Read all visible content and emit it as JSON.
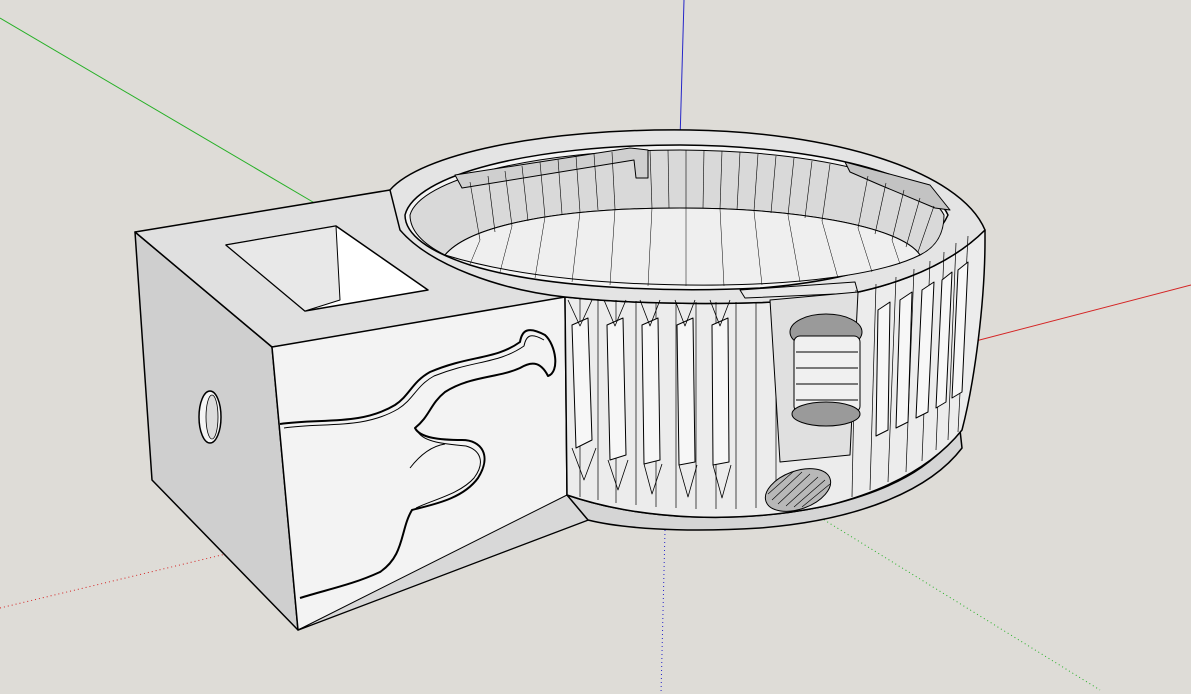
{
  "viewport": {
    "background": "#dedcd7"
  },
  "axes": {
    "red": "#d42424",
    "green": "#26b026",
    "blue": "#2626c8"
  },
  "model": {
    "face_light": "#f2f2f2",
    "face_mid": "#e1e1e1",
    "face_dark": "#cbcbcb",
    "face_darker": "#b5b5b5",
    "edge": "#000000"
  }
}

==

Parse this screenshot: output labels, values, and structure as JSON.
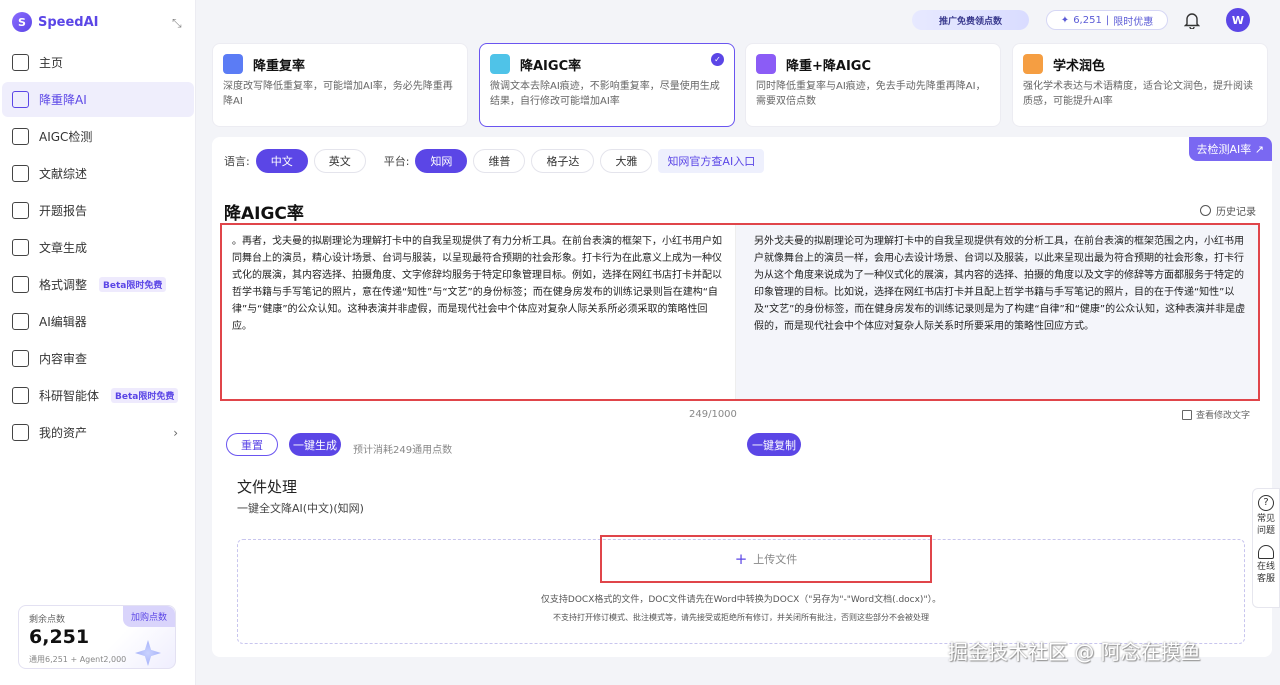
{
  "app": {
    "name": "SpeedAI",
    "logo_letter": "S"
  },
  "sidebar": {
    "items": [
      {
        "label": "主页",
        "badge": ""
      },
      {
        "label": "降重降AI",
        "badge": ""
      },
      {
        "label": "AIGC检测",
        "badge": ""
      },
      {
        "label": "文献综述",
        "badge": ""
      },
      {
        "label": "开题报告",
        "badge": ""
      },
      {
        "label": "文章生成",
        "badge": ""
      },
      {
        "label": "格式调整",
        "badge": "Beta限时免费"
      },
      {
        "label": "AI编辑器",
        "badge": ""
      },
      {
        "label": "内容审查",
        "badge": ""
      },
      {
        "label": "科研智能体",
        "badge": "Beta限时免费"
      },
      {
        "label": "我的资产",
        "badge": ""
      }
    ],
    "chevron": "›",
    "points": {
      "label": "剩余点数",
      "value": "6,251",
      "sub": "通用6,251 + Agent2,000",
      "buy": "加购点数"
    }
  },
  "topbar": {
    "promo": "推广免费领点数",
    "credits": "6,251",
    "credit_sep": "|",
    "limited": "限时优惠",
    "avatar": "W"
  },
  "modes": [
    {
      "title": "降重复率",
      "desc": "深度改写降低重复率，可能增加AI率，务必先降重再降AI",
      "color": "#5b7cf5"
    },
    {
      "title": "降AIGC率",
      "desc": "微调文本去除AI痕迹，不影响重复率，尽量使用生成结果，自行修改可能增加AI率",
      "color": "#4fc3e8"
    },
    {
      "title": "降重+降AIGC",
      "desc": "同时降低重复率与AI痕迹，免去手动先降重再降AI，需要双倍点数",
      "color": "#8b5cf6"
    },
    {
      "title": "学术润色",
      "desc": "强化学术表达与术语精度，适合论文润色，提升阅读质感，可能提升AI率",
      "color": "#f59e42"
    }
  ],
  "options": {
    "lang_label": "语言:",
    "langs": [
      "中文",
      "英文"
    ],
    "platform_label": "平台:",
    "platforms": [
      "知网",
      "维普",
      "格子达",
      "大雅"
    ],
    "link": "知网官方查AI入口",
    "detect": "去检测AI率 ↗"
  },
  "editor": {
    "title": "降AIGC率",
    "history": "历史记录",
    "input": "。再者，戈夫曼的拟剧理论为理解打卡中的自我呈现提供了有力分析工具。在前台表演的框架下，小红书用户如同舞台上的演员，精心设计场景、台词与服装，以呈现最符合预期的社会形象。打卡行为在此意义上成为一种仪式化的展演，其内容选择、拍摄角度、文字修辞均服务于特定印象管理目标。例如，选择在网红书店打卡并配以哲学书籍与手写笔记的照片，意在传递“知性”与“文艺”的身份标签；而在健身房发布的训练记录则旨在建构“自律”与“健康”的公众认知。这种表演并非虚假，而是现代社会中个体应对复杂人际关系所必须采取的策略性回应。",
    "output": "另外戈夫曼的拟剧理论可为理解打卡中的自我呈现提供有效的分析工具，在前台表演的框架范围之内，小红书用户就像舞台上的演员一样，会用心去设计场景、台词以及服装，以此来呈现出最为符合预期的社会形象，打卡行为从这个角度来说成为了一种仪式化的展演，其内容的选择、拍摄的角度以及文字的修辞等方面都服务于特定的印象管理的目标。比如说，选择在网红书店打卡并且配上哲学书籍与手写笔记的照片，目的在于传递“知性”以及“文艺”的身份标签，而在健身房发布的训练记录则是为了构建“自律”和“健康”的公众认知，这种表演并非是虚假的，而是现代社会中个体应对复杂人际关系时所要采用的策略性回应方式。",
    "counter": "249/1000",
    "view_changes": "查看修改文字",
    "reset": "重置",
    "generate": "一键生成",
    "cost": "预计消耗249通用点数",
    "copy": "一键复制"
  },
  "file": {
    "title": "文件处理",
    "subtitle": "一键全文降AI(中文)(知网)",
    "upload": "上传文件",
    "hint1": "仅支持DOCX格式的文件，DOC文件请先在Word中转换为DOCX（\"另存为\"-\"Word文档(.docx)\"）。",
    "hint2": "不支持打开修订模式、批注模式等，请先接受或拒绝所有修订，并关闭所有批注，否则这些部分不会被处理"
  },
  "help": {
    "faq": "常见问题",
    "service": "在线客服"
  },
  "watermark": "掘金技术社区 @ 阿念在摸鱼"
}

*EXERCISE TASK:*
Check all the records above and select each line where the string "desc" is found.

*SOLUTION TO THIS PROBLEM:*
      "desc": "深度改写降低重复率，可能增加AI率，务必先降重再降AI",
      "desc": "微调文本去除AI痕迹，不影响重复率，尽量使用生成结果，自行修改可能增加AI率",
      "desc": "同时降低重复率与AI痕迹，免去手动先降重再降AI，需要双倍点数",
      "desc": "强化学术表达与术语精度，适合论文润色，提升阅读质感，可能提升AI率",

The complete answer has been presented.